From the records below, give the number of lines that contain the string "dengan", without any other text.

____

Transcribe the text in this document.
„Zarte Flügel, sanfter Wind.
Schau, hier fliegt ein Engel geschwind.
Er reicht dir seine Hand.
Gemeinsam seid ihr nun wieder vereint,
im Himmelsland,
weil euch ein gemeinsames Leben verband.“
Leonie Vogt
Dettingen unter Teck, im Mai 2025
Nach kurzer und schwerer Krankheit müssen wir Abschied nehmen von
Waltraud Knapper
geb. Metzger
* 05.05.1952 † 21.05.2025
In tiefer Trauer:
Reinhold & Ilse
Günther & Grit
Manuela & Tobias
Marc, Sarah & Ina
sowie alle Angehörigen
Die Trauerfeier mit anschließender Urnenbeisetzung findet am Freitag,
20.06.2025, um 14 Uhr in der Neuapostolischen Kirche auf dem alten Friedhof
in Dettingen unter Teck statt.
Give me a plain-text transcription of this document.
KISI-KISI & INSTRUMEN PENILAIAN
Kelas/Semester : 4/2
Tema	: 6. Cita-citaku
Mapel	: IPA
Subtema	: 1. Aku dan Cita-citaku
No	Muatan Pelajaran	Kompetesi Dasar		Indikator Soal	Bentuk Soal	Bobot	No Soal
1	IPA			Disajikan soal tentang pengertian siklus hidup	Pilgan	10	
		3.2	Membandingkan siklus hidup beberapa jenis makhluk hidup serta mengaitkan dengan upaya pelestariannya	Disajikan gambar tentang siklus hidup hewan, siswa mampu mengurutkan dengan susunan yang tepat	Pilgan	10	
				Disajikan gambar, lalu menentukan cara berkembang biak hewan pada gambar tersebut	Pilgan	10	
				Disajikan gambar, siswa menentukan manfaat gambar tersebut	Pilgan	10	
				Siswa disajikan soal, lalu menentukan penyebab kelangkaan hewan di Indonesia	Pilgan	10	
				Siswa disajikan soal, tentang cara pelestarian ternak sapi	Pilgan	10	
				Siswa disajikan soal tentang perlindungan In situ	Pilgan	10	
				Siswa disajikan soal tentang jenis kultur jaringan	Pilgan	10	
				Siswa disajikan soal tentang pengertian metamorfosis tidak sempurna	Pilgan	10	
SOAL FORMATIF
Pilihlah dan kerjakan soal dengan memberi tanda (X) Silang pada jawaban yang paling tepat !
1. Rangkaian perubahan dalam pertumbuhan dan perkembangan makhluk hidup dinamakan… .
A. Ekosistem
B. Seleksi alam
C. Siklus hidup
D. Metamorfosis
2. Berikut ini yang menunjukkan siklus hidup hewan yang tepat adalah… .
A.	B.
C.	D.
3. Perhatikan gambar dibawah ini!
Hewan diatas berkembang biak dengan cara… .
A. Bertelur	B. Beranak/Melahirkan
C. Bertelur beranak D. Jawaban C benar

____

## Complete answer
3